◆ OBJECTIVE
Check each line of the material below for "logistics", then copy the ones that contain it.

◆ SUPPLIED MATERIAL
#####

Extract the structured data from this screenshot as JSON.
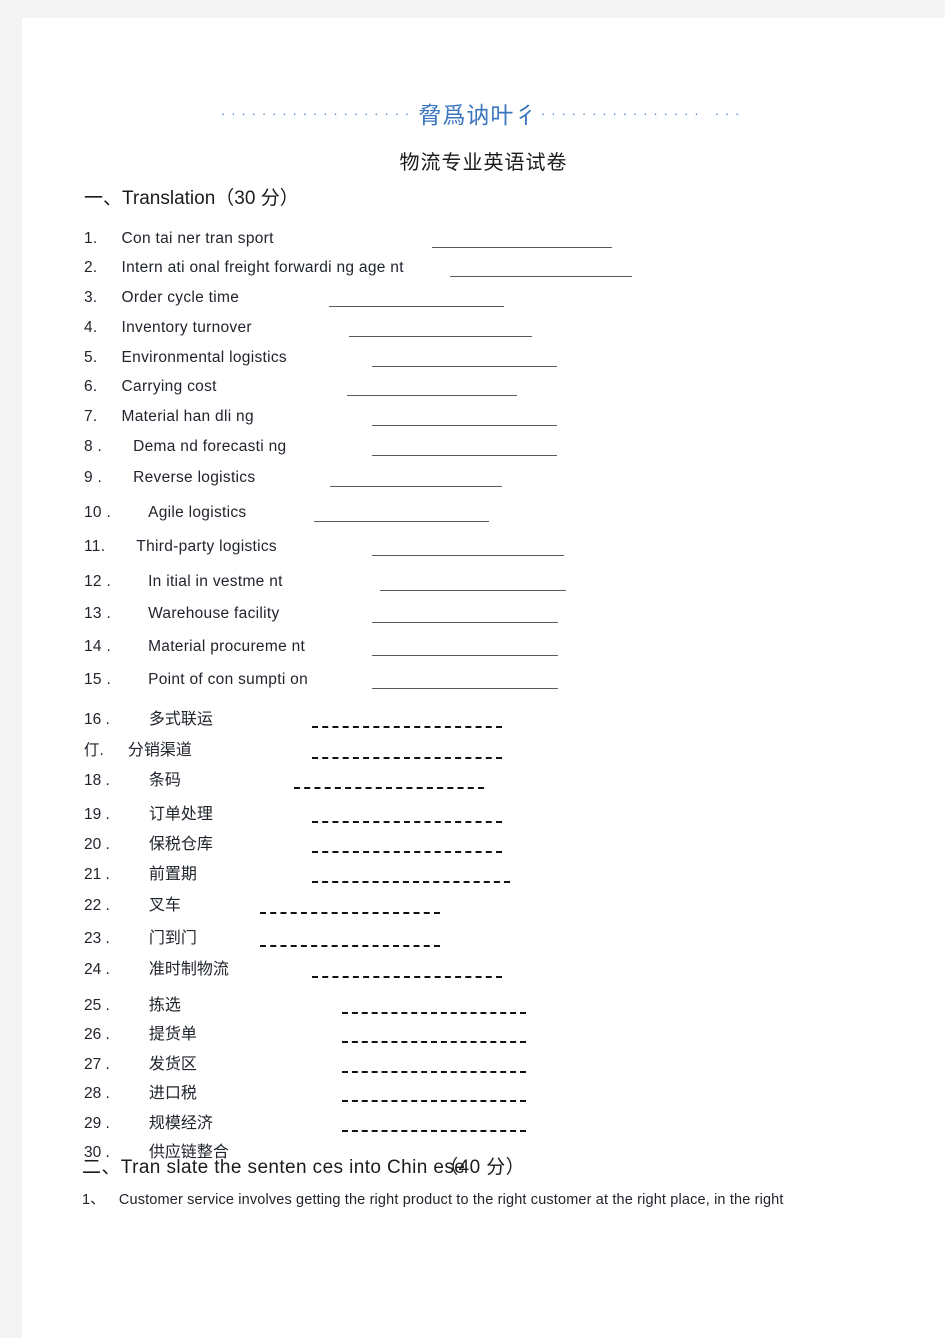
{
  "header": {
    "dots_left": "...................",
    "watermark": "脅爲讷叶彳",
    "dots_right": "................  ...",
    "doc_title": "物流专业英语试卷"
  },
  "sections": [
    {
      "id": "translation",
      "label": "一、Translation（30 分）"
    },
    {
      "id": "sentences",
      "label_before": "二、Tran slate the senten ces into Chin ese",
      "label_after": "（40 分）"
    }
  ],
  "items": [
    {
      "num": "1.",
      "term": "Con tai ner tran sport",
      "lang": "en"
    },
    {
      "num": "2.",
      "term": "Intern ati onal freight forwardi ng age nt",
      "lang": "en"
    },
    {
      "num": "3.",
      "term": "Order cycle time",
      "lang": "en"
    },
    {
      "num": "4.",
      "term": "Inventory turnover",
      "lang": "en"
    },
    {
      "num": "5.",
      "term": "Environmental logistics",
      "lang": "en"
    },
    {
      "num": "6.",
      "term": "Carrying cost",
      "lang": "en"
    },
    {
      "num": "7.",
      "term": "Material han dli ng",
      "lang": "en"
    },
    {
      "num": "8 .",
      "term": "Dema nd forecasti ng",
      "lang": "en"
    },
    {
      "num": "9 .",
      "term": "Reverse logistics",
      "lang": "en"
    },
    {
      "num": "10 .",
      "term": "Agile logistics",
      "lang": "en"
    },
    {
      "num": "11.",
      "term": "Third-party logistics",
      "lang": "en"
    },
    {
      "num": "12 .",
      "term": "In itial in vestme nt",
      "lang": "en"
    },
    {
      "num": "13 .",
      "term": "Warehouse facility",
      "lang": "en"
    },
    {
      "num": "14 .",
      "term": "Material procureme nt",
      "lang": "en"
    },
    {
      "num": "15 .",
      "term": "Point of con sumpti on",
      "lang": "en"
    },
    {
      "num": "16 .",
      "term": "多式联运",
      "lang": "cn"
    },
    {
      "num": "仃.",
      "term": "分销渠道",
      "lang": "cn"
    },
    {
      "num": "18 .",
      "term": "条码",
      "lang": "cn"
    },
    {
      "num": "19 .",
      "term": "订单处理",
      "lang": "cn"
    },
    {
      "num": "20 .",
      "term": "保税仓库",
      "lang": "cn"
    },
    {
      "num": "21 .",
      "term": "前置期",
      "lang": "cn"
    },
    {
      "num": "22 .",
      "term": "叉车",
      "lang": "cn"
    },
    {
      "num": "23 .",
      "term": "门到门",
      "lang": "cn"
    },
    {
      "num": "24 .",
      "term": "准时制物流",
      "lang": "cn"
    },
    {
      "num": "25 .",
      "term": "拣选",
      "lang": "cn"
    },
    {
      "num": "26 .",
      "term": "提货单",
      "lang": "cn"
    },
    {
      "num": "27 .",
      "term": "发货区",
      "lang": "cn"
    },
    {
      "num": "28 .",
      "term": "进口税",
      "lang": "cn"
    },
    {
      "num": "29 .",
      "term": "规模经济",
      "lang": "cn"
    },
    {
      "num": "30 .",
      "term": "供应链整合",
      "lang": "cn"
    }
  ],
  "question": {
    "num": "1、",
    "text": "Customer service involves getting the right product to the right customer at the right place, in the right"
  },
  "colors": {
    "page_background": "#ffffff",
    "canvas_background": "#f4f4f4",
    "text": "#20242c",
    "watermark_blue": "#3a76bd",
    "rule": "#5a5a5a"
  }
}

#####

◆ ANSWER TO THE EXERCISE
      "term": "Environmental logistics",
      "term": "Reverse logistics",
      "term": "Agile logistics",
      "term": "Third-party logistics",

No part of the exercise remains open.